=== PROBLEM TO WORK ON ===
Every record should be written out exactly, please.

(Stored entries)
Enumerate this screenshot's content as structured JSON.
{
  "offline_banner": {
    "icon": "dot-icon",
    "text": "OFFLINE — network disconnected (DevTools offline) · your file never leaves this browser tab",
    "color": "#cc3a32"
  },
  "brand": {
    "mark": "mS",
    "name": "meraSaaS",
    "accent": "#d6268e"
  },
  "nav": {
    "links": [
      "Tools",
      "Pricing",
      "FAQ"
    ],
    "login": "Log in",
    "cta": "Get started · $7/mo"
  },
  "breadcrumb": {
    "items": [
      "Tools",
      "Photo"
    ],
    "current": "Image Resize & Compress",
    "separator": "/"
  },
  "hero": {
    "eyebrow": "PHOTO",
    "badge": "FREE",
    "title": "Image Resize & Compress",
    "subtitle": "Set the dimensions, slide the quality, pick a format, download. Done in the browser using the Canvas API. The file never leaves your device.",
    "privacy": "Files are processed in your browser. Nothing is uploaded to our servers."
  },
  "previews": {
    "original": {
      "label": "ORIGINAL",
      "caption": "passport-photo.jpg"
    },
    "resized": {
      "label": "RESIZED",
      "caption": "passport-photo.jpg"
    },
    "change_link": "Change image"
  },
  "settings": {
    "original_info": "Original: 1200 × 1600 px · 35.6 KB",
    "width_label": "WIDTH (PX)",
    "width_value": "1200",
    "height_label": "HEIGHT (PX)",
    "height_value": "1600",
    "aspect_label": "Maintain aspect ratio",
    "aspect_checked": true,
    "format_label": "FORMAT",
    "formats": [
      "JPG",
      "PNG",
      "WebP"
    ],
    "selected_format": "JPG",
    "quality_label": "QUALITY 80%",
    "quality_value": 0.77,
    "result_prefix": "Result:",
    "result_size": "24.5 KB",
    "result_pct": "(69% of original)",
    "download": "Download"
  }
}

=== REPLY ===
Enumerate this screenshot's content as structured JSON.
{
  "offline_banner": {
    "icon": "dot-icon",
    "text": "OFFLINE — network disconnected (DevTools offline) · your file never leaves this browser tab",
    "color": "#cc3a32"
  },
  "brand": {
    "mark": "mS",
    "name": "meraSaaS",
    "accent": "#d6268e"
  },
  "nav": {
    "links": [
      "Tools",
      "Pricing",
      "FAQ"
    ],
    "login": "Log in",
    "cta": "Get started · $7/mo"
  },
  "breadcrumb": {
    "items": [
      "Tools",
      "Photo"
    ],
    "current": "Image Resize & Compress",
    "separator": "/"
  },
  "hero": {
    "eyebrow": "PHOTO",
    "badge": "FREE",
    "title": "Image Resize & Compress",
    "subtitle": "Set the dimensions, slide the quality, pick a format, download. Done in the browser using the Canvas API. The file never leaves your device.",
    "privacy": "Files are processed in your browser. Nothing is uploaded to our servers."
  },
  "previews": {
    "original": {
      "label": "ORIGINAL",
      "caption": "passport-photo.jpg"
    },
    "resized": {
      "label": "RESIZED",
      "caption": "passport-photo.jpg"
    },
    "change_link": "Change image"
  },
  "settings": {
    "original_info": "Original: 1200 × 1600 px · 35.6 KB",
    "width_label": "WIDTH (PX)",
    "width_value": "1200",
    "height_label": "HEIGHT (PX)",
    "height_value": "1600",
    "aspect_label": "Maintain aspect ratio",
    "aspect_checked": true,
    "format_label": "FORMAT",
    "formats": [
      "JPG",
      "PNG",
      "WebP"
    ],
    "selected_format": "JPG",
    "quality_label": "QUALITY 80%",
    "quality_value": 0.77,
    "result_prefix": "Result:",
    "result_size": "24.5 KB",
    "result_pct": "(69% of original)",
    "download": "Download"
  }
}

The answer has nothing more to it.